DATA SECTION
***
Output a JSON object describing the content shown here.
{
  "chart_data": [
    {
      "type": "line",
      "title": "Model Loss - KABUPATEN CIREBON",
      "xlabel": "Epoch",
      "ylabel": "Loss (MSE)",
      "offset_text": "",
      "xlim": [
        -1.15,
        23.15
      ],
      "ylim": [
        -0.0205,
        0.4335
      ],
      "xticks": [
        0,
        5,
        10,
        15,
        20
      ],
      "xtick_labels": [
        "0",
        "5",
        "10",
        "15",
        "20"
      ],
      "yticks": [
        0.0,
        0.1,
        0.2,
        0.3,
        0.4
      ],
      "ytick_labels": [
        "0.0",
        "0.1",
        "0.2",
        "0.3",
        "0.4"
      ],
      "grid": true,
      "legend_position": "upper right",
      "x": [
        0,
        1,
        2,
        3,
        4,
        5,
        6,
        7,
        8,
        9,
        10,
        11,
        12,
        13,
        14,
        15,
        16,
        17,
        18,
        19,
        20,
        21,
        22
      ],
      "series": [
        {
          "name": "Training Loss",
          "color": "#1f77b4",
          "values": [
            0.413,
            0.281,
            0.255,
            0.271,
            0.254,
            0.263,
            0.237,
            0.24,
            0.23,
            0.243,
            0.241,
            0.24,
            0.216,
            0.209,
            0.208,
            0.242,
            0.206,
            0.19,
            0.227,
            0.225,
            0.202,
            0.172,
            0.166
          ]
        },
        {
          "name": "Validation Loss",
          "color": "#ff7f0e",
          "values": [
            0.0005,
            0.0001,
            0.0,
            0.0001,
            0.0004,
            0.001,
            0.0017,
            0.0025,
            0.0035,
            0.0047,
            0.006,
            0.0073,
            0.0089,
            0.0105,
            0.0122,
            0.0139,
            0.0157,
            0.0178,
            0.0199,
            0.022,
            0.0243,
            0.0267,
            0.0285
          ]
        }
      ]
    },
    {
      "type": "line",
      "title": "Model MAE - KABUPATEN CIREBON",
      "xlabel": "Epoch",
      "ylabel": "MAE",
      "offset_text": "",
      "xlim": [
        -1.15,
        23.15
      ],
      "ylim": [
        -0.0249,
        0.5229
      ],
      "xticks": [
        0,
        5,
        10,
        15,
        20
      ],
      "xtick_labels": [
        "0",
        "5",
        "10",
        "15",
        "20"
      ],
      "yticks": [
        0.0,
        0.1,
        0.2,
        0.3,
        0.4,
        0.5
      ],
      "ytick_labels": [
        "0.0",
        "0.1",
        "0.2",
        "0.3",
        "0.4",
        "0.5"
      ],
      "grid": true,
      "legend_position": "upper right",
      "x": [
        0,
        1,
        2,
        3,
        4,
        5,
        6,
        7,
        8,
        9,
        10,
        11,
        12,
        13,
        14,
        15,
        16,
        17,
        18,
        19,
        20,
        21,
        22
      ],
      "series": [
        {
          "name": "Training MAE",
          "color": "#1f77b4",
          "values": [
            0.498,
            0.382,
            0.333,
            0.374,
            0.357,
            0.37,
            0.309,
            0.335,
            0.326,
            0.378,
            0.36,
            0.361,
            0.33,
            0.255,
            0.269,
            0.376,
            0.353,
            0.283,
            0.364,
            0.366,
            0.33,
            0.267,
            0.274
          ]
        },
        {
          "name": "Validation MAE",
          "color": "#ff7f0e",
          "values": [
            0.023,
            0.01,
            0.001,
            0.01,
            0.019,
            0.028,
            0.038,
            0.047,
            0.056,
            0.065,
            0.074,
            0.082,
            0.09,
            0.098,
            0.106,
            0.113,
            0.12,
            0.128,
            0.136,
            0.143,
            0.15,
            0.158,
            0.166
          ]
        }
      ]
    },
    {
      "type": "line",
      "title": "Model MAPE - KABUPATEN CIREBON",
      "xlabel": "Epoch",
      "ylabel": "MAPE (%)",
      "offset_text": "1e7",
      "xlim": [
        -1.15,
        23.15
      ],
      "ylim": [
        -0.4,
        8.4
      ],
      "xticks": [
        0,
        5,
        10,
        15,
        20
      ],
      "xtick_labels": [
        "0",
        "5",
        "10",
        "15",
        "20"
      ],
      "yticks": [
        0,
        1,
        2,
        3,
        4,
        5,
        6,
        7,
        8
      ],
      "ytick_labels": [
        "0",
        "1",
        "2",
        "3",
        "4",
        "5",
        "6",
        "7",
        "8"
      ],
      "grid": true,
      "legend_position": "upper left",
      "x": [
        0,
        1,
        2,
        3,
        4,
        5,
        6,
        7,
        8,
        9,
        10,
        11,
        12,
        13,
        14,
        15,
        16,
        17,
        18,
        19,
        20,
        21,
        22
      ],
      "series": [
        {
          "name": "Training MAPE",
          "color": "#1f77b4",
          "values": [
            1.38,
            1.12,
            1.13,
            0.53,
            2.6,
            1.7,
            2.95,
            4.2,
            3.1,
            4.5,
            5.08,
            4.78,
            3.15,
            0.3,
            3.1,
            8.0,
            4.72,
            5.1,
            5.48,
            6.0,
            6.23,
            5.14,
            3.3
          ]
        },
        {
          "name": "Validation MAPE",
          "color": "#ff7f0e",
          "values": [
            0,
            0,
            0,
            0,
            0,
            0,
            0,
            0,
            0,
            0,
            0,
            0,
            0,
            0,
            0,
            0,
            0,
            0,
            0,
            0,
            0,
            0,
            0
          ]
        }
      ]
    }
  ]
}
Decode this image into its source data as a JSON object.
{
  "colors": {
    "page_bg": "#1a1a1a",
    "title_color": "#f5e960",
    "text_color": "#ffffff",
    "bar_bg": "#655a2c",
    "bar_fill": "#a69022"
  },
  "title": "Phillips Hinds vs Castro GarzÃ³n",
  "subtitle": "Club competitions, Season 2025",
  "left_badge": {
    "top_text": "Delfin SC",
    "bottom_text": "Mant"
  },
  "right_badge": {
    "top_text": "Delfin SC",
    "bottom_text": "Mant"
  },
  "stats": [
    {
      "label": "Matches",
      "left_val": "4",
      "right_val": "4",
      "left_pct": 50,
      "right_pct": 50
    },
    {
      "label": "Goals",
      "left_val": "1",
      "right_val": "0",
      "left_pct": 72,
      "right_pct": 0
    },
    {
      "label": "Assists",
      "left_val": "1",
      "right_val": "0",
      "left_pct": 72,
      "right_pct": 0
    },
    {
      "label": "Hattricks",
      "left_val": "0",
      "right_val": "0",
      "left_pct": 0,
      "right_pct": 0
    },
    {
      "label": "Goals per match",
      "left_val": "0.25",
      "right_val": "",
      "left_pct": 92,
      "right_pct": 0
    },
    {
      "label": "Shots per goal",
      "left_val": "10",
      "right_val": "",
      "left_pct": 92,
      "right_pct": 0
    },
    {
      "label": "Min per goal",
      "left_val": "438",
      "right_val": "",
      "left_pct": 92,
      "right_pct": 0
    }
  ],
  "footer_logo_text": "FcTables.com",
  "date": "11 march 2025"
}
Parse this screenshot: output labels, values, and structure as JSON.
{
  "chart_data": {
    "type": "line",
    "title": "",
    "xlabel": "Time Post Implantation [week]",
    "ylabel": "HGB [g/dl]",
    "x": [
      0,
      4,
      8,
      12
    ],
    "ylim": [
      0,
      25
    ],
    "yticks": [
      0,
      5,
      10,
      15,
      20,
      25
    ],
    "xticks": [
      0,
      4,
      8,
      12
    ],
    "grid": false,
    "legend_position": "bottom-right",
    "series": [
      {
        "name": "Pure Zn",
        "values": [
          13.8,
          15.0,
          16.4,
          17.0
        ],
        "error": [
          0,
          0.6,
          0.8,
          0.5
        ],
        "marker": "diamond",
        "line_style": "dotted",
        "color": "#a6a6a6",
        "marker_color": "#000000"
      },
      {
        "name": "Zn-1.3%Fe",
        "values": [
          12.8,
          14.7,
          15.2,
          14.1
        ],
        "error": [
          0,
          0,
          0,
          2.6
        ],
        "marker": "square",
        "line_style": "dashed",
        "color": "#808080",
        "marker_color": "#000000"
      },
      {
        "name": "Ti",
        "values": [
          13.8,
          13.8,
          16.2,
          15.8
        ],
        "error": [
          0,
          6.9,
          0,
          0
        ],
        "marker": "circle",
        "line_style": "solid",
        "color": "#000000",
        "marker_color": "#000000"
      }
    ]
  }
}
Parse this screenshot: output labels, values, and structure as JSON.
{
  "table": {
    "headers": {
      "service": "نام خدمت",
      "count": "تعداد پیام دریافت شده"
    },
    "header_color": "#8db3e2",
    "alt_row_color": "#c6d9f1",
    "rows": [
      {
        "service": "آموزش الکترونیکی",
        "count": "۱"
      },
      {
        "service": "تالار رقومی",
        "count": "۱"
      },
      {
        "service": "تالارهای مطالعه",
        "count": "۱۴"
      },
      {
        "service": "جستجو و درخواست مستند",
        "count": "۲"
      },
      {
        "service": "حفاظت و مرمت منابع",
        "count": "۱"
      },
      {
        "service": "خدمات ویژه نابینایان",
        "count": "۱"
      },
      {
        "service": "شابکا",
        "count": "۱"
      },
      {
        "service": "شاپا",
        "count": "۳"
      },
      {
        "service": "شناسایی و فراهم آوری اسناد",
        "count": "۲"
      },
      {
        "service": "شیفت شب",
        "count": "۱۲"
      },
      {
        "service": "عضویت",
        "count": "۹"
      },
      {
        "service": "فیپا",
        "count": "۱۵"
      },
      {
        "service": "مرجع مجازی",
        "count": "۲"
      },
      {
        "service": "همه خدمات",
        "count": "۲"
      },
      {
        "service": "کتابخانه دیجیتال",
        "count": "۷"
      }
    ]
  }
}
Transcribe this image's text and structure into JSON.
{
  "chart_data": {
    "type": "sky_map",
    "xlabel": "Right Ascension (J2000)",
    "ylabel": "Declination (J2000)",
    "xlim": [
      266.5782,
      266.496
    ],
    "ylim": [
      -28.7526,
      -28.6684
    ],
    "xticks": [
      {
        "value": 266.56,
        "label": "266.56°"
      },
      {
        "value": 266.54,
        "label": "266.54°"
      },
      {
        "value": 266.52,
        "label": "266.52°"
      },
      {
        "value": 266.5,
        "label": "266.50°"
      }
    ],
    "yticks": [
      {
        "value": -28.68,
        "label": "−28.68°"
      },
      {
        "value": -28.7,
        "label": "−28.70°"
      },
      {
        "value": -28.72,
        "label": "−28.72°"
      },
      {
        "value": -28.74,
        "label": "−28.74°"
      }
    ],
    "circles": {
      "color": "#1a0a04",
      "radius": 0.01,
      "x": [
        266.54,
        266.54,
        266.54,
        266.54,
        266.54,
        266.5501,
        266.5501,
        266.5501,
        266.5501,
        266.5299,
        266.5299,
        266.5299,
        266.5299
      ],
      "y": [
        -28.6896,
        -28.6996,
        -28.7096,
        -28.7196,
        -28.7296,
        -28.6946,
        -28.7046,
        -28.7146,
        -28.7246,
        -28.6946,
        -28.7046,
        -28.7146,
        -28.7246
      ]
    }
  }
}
***
THE EXERCISE
Report how many lines of the entries hold the string "name". Provide the number alone.

EXERCISE OUTPUT
9